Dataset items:
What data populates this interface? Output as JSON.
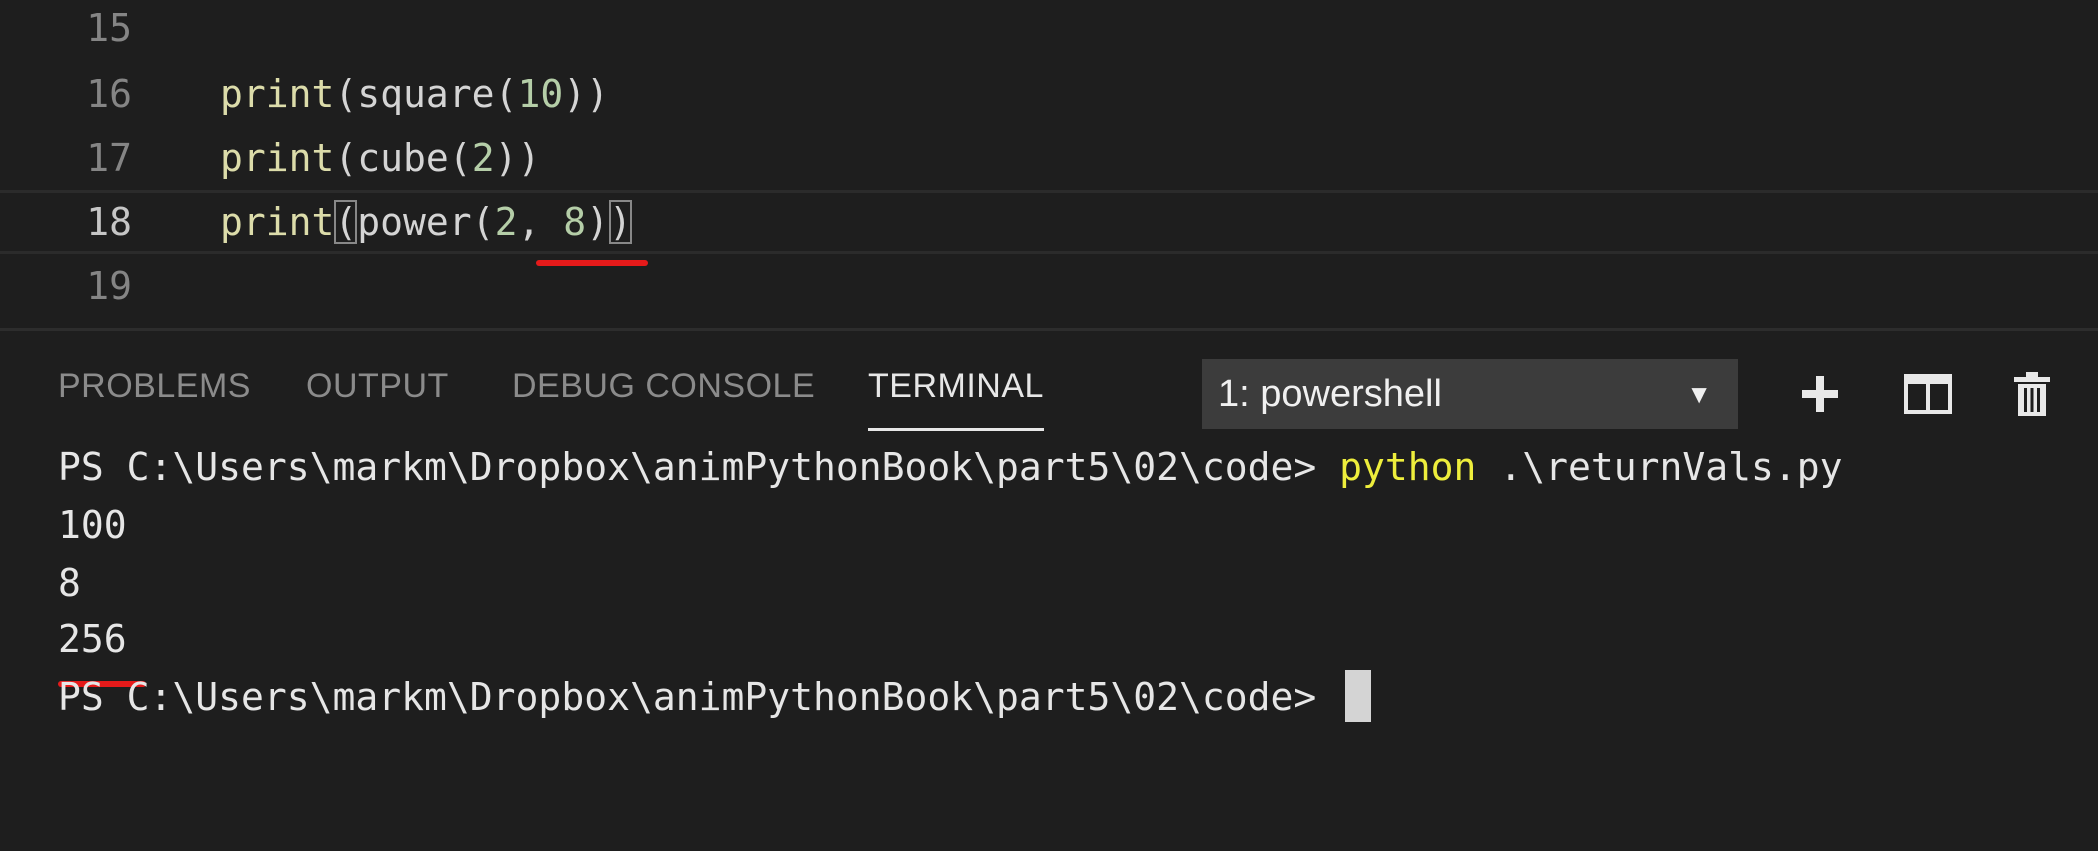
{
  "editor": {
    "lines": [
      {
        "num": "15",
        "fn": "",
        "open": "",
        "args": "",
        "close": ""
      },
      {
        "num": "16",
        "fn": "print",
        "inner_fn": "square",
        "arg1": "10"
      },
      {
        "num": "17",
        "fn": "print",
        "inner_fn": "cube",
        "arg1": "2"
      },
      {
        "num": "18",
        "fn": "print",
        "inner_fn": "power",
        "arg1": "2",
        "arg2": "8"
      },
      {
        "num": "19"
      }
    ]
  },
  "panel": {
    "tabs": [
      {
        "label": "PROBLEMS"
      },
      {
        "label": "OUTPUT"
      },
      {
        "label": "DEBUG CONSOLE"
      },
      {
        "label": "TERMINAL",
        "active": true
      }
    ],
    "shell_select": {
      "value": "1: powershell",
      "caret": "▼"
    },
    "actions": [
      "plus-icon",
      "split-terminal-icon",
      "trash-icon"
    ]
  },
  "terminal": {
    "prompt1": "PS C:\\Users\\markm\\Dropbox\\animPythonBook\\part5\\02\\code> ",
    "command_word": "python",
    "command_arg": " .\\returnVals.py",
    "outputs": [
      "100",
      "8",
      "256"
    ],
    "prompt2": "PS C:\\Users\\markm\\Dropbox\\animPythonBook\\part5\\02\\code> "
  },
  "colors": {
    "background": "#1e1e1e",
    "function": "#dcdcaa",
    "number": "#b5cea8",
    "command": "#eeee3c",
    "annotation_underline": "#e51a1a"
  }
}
--
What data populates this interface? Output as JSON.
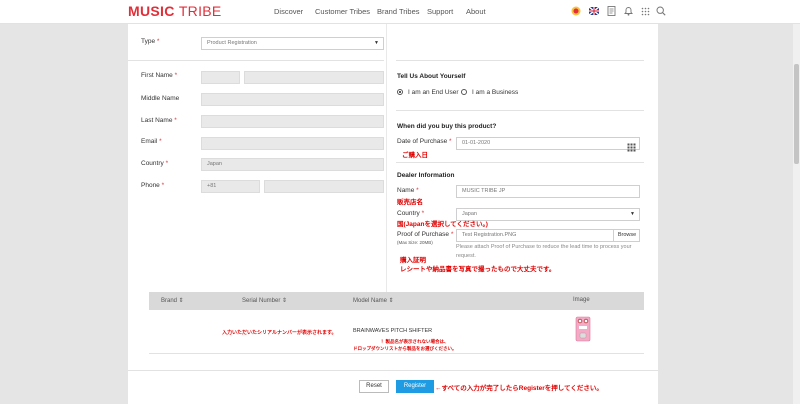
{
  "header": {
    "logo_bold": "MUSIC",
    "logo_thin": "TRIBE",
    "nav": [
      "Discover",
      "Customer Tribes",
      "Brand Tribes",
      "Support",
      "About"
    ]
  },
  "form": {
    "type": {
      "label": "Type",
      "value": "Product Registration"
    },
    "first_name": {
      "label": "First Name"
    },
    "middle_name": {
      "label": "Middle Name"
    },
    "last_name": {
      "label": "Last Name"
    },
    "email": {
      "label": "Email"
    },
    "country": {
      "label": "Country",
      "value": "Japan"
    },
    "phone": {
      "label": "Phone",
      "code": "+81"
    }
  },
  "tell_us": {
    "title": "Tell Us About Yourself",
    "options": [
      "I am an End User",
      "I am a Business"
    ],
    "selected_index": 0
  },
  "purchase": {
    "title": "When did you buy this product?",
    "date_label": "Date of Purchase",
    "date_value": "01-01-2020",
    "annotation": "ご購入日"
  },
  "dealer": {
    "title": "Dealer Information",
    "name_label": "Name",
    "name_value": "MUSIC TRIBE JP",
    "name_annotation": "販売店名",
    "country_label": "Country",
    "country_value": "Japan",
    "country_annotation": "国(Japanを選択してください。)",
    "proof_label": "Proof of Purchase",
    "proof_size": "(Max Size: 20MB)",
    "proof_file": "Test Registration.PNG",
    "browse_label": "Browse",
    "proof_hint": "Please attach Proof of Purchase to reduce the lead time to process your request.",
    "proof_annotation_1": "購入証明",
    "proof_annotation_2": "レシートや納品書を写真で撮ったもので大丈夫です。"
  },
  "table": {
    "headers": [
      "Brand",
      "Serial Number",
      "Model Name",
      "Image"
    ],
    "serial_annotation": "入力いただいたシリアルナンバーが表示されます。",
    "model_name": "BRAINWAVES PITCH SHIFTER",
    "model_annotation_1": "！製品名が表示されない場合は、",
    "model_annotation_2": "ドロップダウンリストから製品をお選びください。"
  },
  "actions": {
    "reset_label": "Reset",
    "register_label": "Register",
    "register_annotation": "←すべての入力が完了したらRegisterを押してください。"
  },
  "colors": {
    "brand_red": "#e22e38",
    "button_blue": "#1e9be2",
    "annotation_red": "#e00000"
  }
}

_Exercise goal:_
Find every line in the records above that contains the word "icon", and copy each one.

_Complete answer:_
      "plus-icon",
      "split-terminal-icon",
      "trash-icon"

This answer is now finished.